Collected data entries ->
....................

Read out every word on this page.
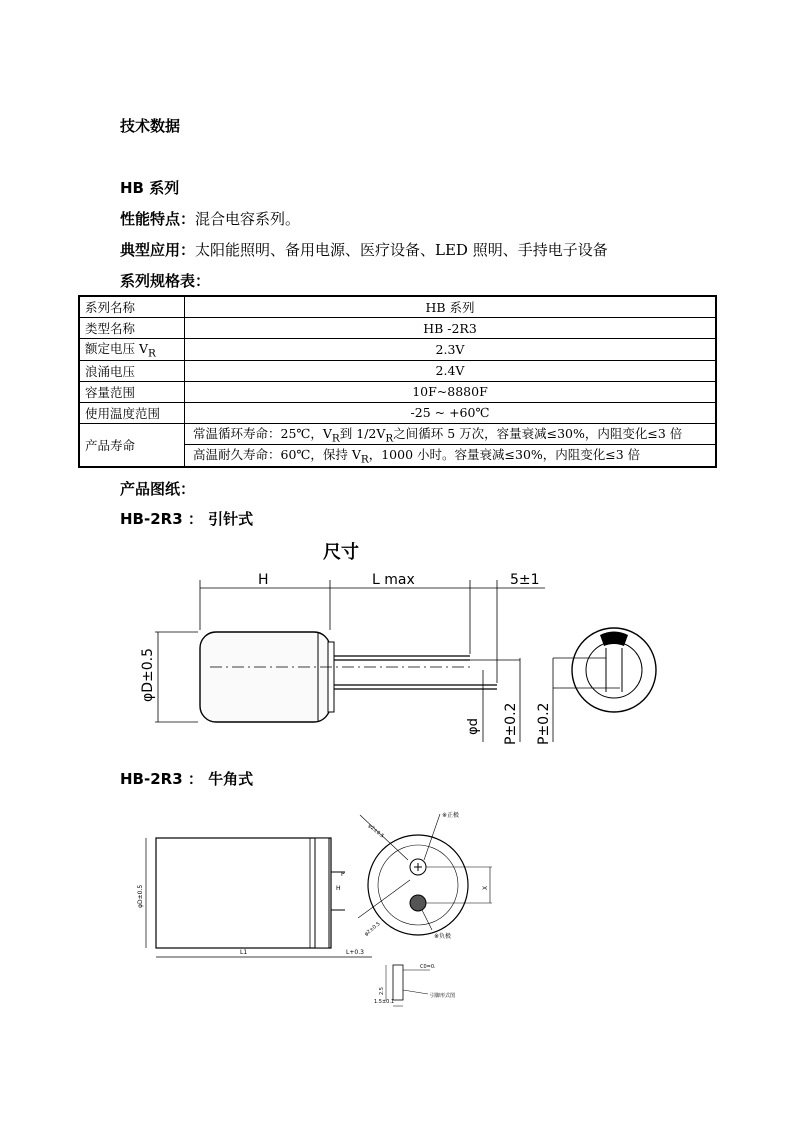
技术数据
HB 系列
性能特点：混合电容系列。
典型应用：太阳能照明、备用电源、医疗设备、LED 照明、手持电子设备
系列规格表：
系列名称	HB 系列
类型名称	HB -2R3
额定电压 $V_R$	2.3V
浪涌电压	2.4V
容量范围	10F~8880F
使用温度范围	-25 ~ +60℃
产品寿命	常温循环寿命：25℃，$V_R$到 $1/2V_R$之间循环 5 万次，容量衰减≤30%，内阻变化≤3 倍
	高温耐久寿命：60℃，保持 $V_R$，1000 小时。容量衰减≤30%，内阻变化≤3 倍
产品图纸：
HB-2R3 ： 引针式
尺寸
H	L max	5±1
φD±0.5
φd P±0.2 P±0.2
HB-2R3 ： 牛角式
φD±0.5
L1	L+0.3
H
P
X
φ2±0.5
φ2±0.5
※正极
※负极
2.5
1.5±0.1
C0=0.
引脚形式图
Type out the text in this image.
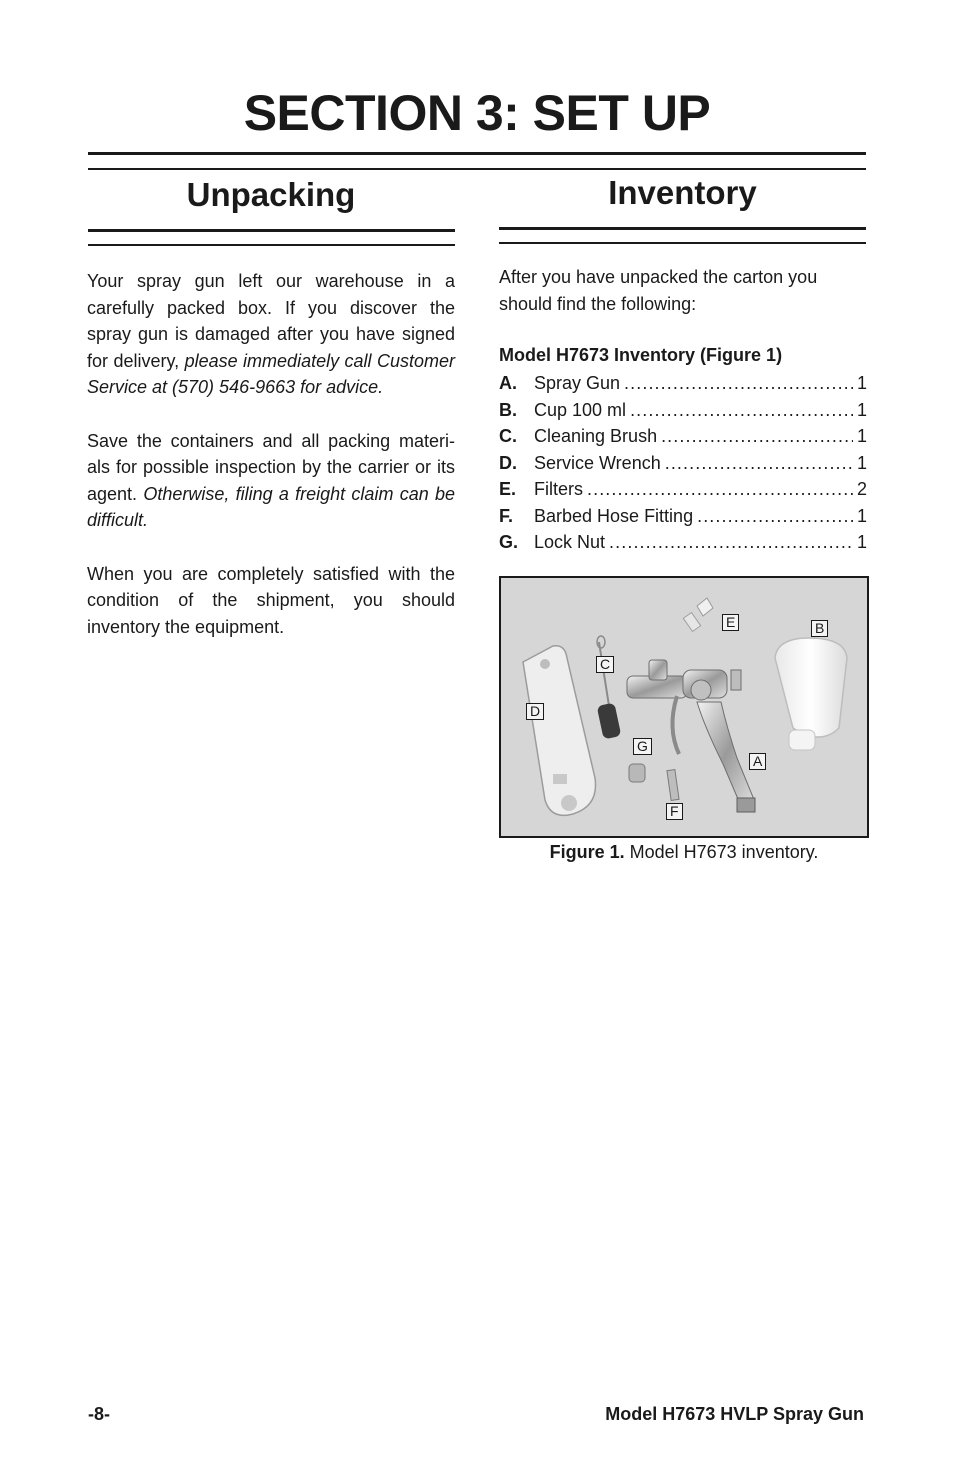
SECTION 3: SET UP
Unpacking

Your spray gun left our warehouse in a carefully packed box. If you discover the spray gun is damaged after you have signed for delivery, please immediately call Customer Service at (570) 546-9663 for advice.

Save the containers and all packing materi-als for possible inspection by the carrier or its agent. Otherwise, filing a freight claim can be difficult.

When you are completely satisfied with the condition of the shipment, you should inventory the equipment.

Inventory
After you have unpacked the carton you should find the following:
Model H7673 Inventory (Figure 1)
A. Spray Gun .....	1
B. Cup 100 ml .....	1
C. Cleaning Brush .....	1
D. Service Wrench .....	1
E. Filters .....	2
F.	Barbed Hose Fitting .....	1
G. Lock Nut .....	1
E	B
C
D
G
A
F
Figure 1. Model H7673 inventory.
-8-	Model H7673 HVLP Spray Gun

....................

REQUEST ->
Copy the material exactly. Do not include the pictures.

RESULT ->
Read out every word on this page.
技术数据
HB 系列
性能特点：混合电容系列。
典型应用：太阳能照明、备用电源、医疗设备、LED 照明、手持电子设备
系列规格表：
系列名称	HB 系列
类型名称	HB -2R3
额定电压 $V_R$	2.3V
浪涌电压	2.4V
容量范围	10F~8880F
使用温度范围	-25 ~ +60℃
产品寿命	常温循环寿命：25℃，$V_R$到 $1/2V_R$之间循环 5 万次，容量衰减≤30%，内阻变化≤3 倍
	高温耐久寿命：60℃，保持 $V_R$，1000 小时。容量衰减≤30%，内阻变化≤3 倍
产品图纸：
HB-2R3 ： 引针式
尺寸
H	L max	5±1
φD±0.5
φd P±0.2 P±0.2
HB-2R3 ： 牛角式
φD±0.5
L1	L+0.3
H
P
X
φ2±0.5
φ2±0.5
※正极
※负极
2.5
1.5±0.1
C0=0.
引脚形式图
Type out the text in this image.
SECTION 3: SET UP
Unpacking

Your spray gun left our warehouse in a carefully packed box. If you discover the spray gun is damaged after you have signed for delivery, please immediately call Customer Service at (570) 546-9663 for advice.

Save the containers and all packing materi-als for possible inspection by the carrier or its agent. Otherwise, filing a freight claim can be difficult.

When you are completely satisfied with the condition of the shipment, you should inventory the equipment.

Inventory
After you have unpacked the carton you should find the following:
Model H7673 Inventory (Figure 1)
A. Spray Gun .....	1
B. Cup 100 ml .....	1
C. Cleaning Brush .....	1
D. Service Wrench .....	1
E. Filters .....	2
F.	Barbed Hose Fitting .....	1
G. Lock Nut .....	1
E	B
C
D
G
A
F
Figure 1. Model H7673 inventory.
-8-	Model H7673 HVLP Spray Gun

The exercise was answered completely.